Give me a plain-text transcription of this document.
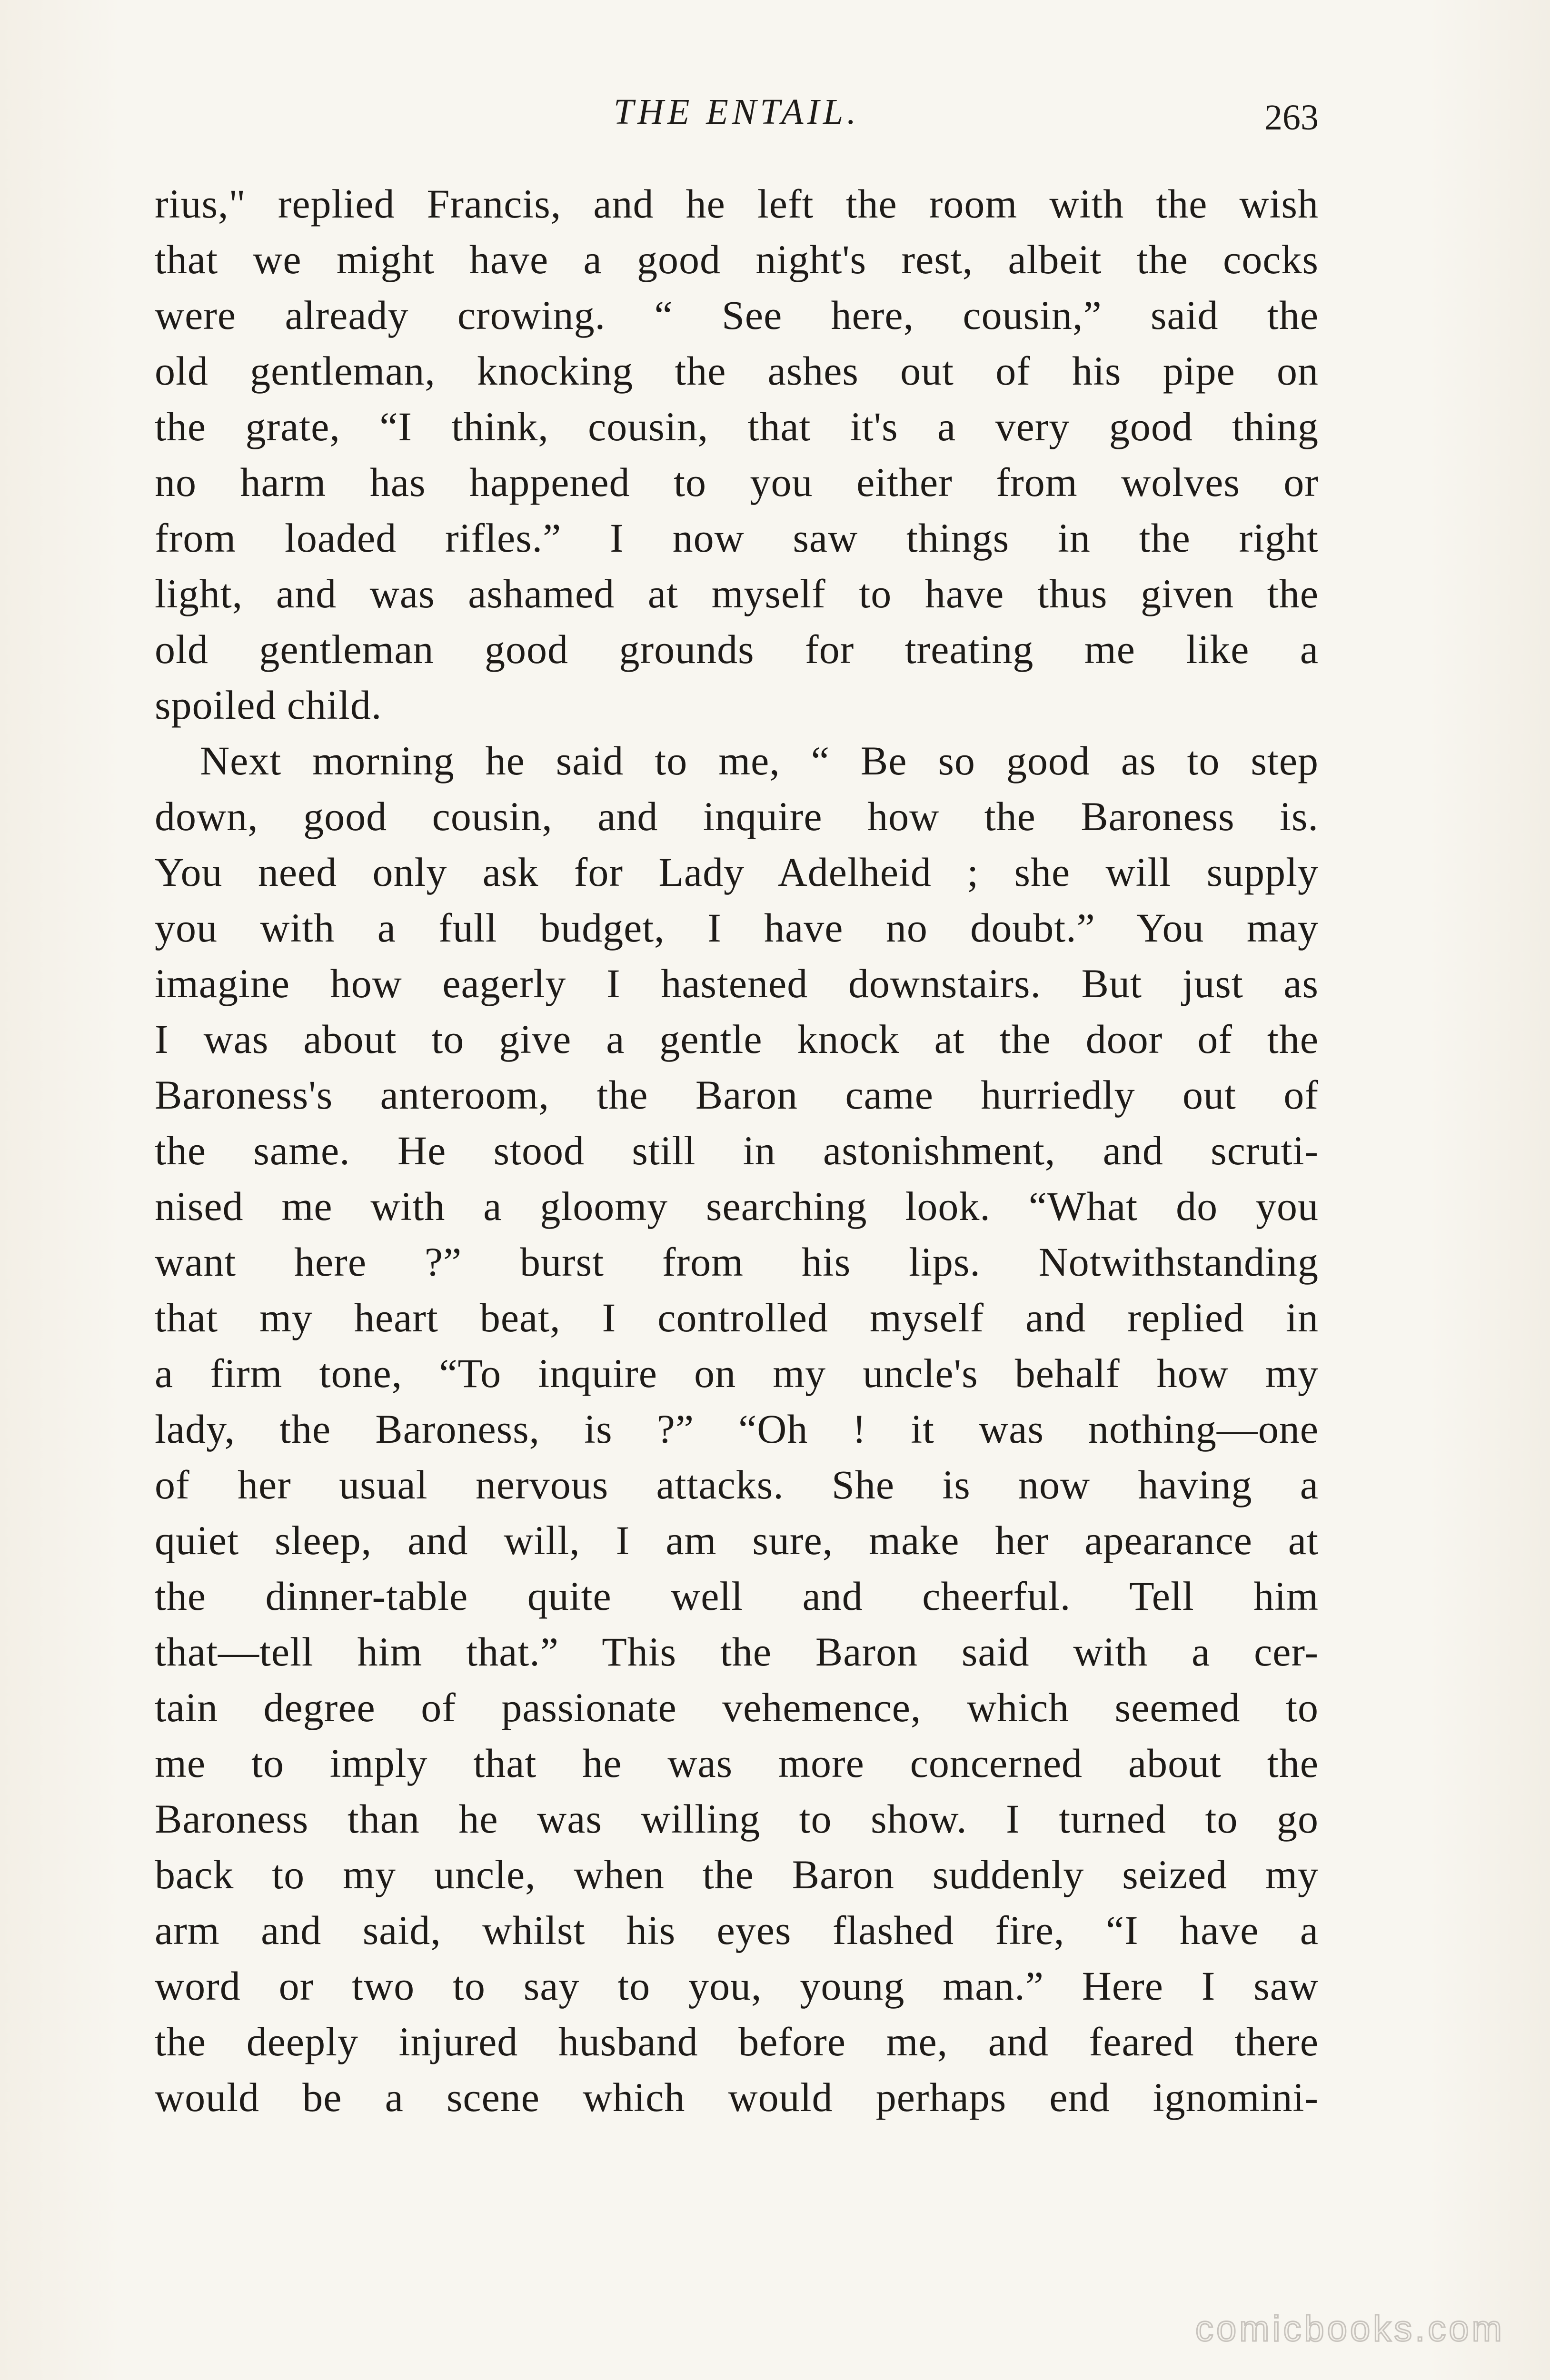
THE ENTAIL.	263
rius," replied Francis, and he left the room with the wish
that we might have a good night's rest, albeit the cocks
were already crowing. “ See here, cousin,” said the
old gentleman, knocking the ashes out of his pipe on
the grate, “I think, cousin, that it's a very good thing
no harm has happened to you either from wolves or
from loaded rifles.” I now saw things in the right
light, and was ashamed at myself to have thus given the
old gentleman good grounds for treating me like a
spoiled child.
Next morning he said to me, “ Be so good as to step
down, good cousin, and inquire how the Baroness is.
You need only ask for Lady Adelheid ; she will supply
you with a full budget, I have no doubt.” You may
imagine how eagerly I hastened downstairs. But just as
I was about to give a gentle knock at the door of the
Baroness's anteroom, the Baron came hurriedly out of
the same. He stood still in astonishment, and scruti-
nised me with a gloomy searching look. “What do you
want here ?” burst from his lips. Notwithstanding
that my heart beat, I controlled myself and replied in
a firm tone, “To inquire on my uncle's behalf how my
lady, the Baroness, is ?” “Oh ! it was nothing—one
of her usual nervous attacks. She is now having a
quiet sleep, and will, I am sure, make her apearance at
the dinner-table quite well and cheerful. Tell him
that—tell him that.” This the Baron said with a cer-
tain degree of passionate vehemence, which seemed to
me to imply that he was more concerned about the
Baroness than he was willing to show. I turned to go
back to my uncle, when the Baron suddenly seized my
arm and said, whilst his eyes flashed fire, “I have a
word or two to say to you, young man.” Here I saw
the deeply injured husband before me, and feared there
would be a scene which would perhaps end ignomini-
comicbooks.com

Problem statement
Write out the material above once more, exactly as it reads, with no pictures.

Output
Give me a plain-text transcription of this document.
THE ENTAIL.	263
rius," replied Francis, and he left the room with the wish
that we might have a good night's rest, albeit the cocks
were already crowing. “ See here, cousin,” said the
old gentleman, knocking the ashes out of his pipe on
the grate, “I think, cousin, that it's a very good thing
no harm has happened to you either from wolves or
from loaded rifles.” I now saw things in the right
light, and was ashamed at myself to have thus given the
old gentleman good grounds for treating me like a
spoiled child.
Next morning he said to me, “ Be so good as to step
down, good cousin, and inquire how the Baroness is.
You need only ask for Lady Adelheid ; she will supply
you with a full budget, I have no doubt.” You may
imagine how eagerly I hastened downstairs. But just as
I was about to give a gentle knock at the door of the
Baroness's anteroom, the Baron came hurriedly out of
the same. He stood still in astonishment, and scruti-
nised me with a gloomy searching look. “What do you
want here ?” burst from his lips. Notwithstanding
that my heart beat, I controlled myself and replied in
a firm tone, “To inquire on my uncle's behalf how my
lady, the Baroness, is ?” “Oh ! it was nothing—one
of her usual nervous attacks. She is now having a
quiet sleep, and will, I am sure, make her apearance at
the dinner-table quite well and cheerful. Tell him
that—tell him that.” This the Baron said with a cer-
tain degree of passionate vehemence, which seemed to
me to imply that he was more concerned about the
Baroness than he was willing to show. I turned to go
back to my uncle, when the Baron suddenly seized my
arm and said, whilst his eyes flashed fire, “I have a
word or two to say to you, young man.” Here I saw
the deeply injured husband before me, and feared there
would be a scene which would perhaps end ignomini-
comicbooks.com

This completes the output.